Exercise requirements:
a) Return the passage from the article on state credit-card gambling bans below, starting at "So this isn’t" and ending at "do about it.", copied word for word.
b) Write the next part of the article on why states ban credit cards for gambling deposits, picking up after its final sentence below.

Extract provided:
========

Why Some States Ban Credit Cards for Gambling Deposits

Credit Cards Banned for Gambling Deposits by States

A growing number of U.S. states now bar licensed sportsbooks and online casinos from accepting credit cards for gambling deposits, and the reason is straightforward: betting with borrowed money is the quickest way to turn a rough night into lasting debt. These restrictions are a consumer-protection decision made state by state, not a single federal ban — and they are spreading fast. States from Tennessee to Illinois to Virginia already prohibit or limit credit-card deposits at regulated operators, Colorado and Ohio are on the verge of joining, and most major sportsbooks have already walked away from credit cards on their own.

So this isn’t one rule. It’s four different things stacked on top of each other — a federal law that gets blamed for something it doesn’t actually do, a wave of state action, sportsbooks regulating themselves, and your card issuer quietly treating that “deposit” as a cash advance. Let’s untangle them, because which layer is stopping your card matters a lot for what you can do about it.

Which States Ban Credit Cards for Gambling Deposits?

Roughly a dozen states already restrict or ban credit-card deposits at licensed online sportsbooks, and the list is growing fast in 2026. The exact count depends on who you ask — sources differ on whether you count “restrict” the same as “fully ban,” and whether you include rules that passed but haven’t taken effect yet — but the direction is not in dispute. Most legal states still technically allow credit cards; the ones tightening the rules are the trend, not the majority, at least for now.

========

(Element position data)

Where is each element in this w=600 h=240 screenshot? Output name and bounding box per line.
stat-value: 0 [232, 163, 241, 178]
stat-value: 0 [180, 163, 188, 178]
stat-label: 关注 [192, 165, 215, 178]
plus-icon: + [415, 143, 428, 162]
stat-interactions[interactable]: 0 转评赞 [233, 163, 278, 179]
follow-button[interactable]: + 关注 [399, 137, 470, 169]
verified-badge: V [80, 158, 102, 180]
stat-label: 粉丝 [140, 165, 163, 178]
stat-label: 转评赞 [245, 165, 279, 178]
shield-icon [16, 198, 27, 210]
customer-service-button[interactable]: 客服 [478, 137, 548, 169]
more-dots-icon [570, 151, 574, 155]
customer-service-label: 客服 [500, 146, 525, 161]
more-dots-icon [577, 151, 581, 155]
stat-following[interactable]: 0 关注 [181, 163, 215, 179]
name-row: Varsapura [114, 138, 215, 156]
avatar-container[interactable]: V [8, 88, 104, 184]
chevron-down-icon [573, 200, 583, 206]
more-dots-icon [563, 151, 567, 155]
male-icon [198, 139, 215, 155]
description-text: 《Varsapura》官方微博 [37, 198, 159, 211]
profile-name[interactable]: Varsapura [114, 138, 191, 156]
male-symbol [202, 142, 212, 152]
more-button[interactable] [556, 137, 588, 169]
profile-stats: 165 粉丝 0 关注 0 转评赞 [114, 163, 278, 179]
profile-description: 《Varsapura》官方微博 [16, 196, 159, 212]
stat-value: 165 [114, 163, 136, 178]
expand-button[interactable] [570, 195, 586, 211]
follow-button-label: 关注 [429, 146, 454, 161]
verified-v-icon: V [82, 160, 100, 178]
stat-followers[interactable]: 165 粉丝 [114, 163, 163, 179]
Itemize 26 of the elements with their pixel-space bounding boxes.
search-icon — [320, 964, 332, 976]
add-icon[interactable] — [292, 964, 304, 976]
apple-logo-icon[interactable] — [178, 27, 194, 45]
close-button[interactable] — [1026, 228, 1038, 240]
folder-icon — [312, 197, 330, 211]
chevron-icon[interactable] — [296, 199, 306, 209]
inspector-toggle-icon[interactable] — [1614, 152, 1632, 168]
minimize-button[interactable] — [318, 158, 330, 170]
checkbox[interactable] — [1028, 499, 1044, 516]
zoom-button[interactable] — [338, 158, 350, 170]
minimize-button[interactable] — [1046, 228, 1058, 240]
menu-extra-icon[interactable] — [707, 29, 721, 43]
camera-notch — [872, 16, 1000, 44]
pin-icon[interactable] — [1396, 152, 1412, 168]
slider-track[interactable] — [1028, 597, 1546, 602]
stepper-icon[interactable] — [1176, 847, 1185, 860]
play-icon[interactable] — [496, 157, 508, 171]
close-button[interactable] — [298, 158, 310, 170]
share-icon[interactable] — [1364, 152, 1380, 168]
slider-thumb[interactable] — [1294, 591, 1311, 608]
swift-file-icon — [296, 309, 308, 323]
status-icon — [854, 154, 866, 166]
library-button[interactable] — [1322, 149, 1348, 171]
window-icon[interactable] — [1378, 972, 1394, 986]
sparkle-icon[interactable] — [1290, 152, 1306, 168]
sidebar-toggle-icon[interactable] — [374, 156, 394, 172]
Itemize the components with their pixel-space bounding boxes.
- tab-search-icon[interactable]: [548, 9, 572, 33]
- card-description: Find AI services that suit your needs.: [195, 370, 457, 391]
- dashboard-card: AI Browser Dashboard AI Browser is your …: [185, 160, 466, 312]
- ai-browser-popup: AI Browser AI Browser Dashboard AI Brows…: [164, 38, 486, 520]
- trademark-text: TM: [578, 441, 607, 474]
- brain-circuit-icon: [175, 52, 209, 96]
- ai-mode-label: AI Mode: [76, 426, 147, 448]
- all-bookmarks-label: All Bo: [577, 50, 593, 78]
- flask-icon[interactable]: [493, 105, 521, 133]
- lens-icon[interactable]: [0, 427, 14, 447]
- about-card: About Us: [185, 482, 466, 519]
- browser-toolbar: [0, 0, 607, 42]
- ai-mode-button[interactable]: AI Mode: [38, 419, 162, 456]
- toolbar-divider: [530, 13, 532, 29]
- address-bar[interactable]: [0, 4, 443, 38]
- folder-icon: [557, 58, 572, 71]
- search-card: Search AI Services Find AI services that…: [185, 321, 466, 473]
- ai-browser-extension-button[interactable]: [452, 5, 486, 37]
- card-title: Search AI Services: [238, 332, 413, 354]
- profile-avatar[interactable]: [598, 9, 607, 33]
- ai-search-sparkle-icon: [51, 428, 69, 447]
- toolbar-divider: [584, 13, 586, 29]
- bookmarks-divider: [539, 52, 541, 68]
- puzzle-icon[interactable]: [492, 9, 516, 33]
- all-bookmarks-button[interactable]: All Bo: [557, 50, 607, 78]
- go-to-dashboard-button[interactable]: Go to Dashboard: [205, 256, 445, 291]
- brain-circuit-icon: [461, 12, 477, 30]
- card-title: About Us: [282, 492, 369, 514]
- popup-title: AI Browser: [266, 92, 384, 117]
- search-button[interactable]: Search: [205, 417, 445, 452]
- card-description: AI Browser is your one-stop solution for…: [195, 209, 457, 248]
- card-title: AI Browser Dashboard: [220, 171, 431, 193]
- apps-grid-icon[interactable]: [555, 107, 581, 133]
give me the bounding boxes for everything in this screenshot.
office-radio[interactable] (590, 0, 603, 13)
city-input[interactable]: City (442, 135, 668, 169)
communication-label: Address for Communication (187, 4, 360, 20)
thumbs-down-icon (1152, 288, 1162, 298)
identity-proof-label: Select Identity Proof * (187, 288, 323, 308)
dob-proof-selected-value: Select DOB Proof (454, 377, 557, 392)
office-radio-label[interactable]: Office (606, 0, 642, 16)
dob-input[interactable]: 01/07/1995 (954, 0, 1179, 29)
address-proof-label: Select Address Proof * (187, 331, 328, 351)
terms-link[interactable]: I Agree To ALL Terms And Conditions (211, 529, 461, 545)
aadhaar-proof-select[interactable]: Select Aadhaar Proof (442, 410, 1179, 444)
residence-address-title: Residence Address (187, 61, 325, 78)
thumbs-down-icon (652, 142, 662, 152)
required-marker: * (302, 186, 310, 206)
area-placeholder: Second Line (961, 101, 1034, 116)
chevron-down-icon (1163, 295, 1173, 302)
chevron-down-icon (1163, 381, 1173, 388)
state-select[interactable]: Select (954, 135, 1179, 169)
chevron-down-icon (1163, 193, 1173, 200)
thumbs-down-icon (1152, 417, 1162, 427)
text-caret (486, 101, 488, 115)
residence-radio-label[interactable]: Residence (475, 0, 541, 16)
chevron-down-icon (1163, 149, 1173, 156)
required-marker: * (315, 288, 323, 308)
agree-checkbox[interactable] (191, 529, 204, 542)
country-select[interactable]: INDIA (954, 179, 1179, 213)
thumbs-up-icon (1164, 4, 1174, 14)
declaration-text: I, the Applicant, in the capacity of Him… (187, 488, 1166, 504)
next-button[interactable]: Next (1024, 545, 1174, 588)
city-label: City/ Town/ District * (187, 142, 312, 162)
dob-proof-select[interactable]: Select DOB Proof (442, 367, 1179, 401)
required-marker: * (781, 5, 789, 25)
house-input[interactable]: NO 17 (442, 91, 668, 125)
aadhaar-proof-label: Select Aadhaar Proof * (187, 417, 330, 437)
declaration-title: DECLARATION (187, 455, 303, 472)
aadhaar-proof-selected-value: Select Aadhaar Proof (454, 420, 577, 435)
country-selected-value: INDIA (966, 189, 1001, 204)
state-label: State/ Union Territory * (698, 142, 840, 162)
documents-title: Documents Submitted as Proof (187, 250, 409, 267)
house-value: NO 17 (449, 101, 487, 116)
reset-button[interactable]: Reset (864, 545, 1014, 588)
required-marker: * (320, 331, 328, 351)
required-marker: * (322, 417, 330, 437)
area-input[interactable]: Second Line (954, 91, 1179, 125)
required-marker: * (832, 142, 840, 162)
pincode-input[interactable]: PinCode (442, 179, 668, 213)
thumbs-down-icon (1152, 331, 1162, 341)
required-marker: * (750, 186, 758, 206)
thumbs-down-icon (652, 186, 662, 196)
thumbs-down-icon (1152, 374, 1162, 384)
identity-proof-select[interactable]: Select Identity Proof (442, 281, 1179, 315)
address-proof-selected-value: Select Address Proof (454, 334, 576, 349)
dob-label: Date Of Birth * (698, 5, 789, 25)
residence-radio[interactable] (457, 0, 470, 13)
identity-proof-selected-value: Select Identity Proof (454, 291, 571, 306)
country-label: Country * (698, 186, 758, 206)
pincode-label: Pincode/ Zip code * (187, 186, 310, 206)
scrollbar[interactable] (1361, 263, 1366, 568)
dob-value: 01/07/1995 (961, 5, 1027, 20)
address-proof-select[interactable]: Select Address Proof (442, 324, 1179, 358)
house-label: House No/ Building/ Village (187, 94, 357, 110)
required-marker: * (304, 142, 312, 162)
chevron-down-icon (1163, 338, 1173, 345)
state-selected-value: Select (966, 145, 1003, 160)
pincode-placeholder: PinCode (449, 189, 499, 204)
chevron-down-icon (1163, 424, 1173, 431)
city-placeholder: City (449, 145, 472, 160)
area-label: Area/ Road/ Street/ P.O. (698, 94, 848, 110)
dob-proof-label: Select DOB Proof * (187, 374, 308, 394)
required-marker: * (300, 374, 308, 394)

========

Per-task answers:
a)
So this isn’t one rule. It’s four different things stacked on top of each other — a federal law that gets blamed for something it doesn’t actually do, a wave of state action, sportsbooks regulating themselves, and your card issuer quietly treating that “deposit” as a cash advance. Let’s untangle them, because which layer is stopping your card matters a lot for what you can do about it.

b)
Here’s the practical landscape, grouped by how long the rule has been in place:

  • Long-standing prohibitions: Iowa, Massachusetts, New Hampshire, Oregon, Rhode Island, Tennessee, and Vermont have barred licensees from taking credit-card deposits since their markets opened or shortly after.
  • Added in 2025: Illinois joined through its gaming regulator.
  • Added in 2026: Maine and Virginia both enacted credit-card restrictions this cycle.
  • On the verge: Colorado’s legislature has sent a ban to the governor, and Ohio’s regulator has a rule in the pipeline. Maryland, New Jersey, and New York have all been floating measures too.

Tennessee is the cleanest example of how serious this can get. Its ban isn’t a regulator’s policy memo — it’s written into statute. The Tennessee Sports Gaming Act flatly says a licensee shall not offer, accept, or extend credit to a bettor (Tenn. Code Ann. § 4-49-118), and a violation is a criminal misdemeanor, not just a licensing problem. Bettors there fund accounts with bank transfers, debit cards, and approved online payment systems instead.

Why Are States Cracking Down? The Debt Problem

States ban credit-card deposits because credit lets people gamble with money they don’t have, and the data on what that does to bettors is ugly. A credit-card deposit isn’t your money moving — it’s a loan, taken at a casino’s pace, with interest. Regulators have decided that’s a line worth drawing for a product designed to be played fast and often.

The National Council on Problem Gambling frames excessive gambling as an emotional problem with financial consequences, and the financial side is measurable. By the council’s framing of the research, roughly one in five sports bettors say they are, or have been, in debt because of gambling. Credit cards don’t create that on their own, but they remove the natural speed bump — running out of cash — that would otherwise end a session.

There’s now hard federal data behind the concern, and it’s worth being precise about what it is: a finding, not a law. The U.S. Consumer Financial Protection Bureau analyzed credit-card accounts and found that the share of accounts hit with a cash-advance fee spiked in the very first month sports betting went live in states like Kansas and Ohio. Consumers also complained that they were blindsided — they didn’t know a sportsbook deposit would be treated as a cash advance until the fee showed up.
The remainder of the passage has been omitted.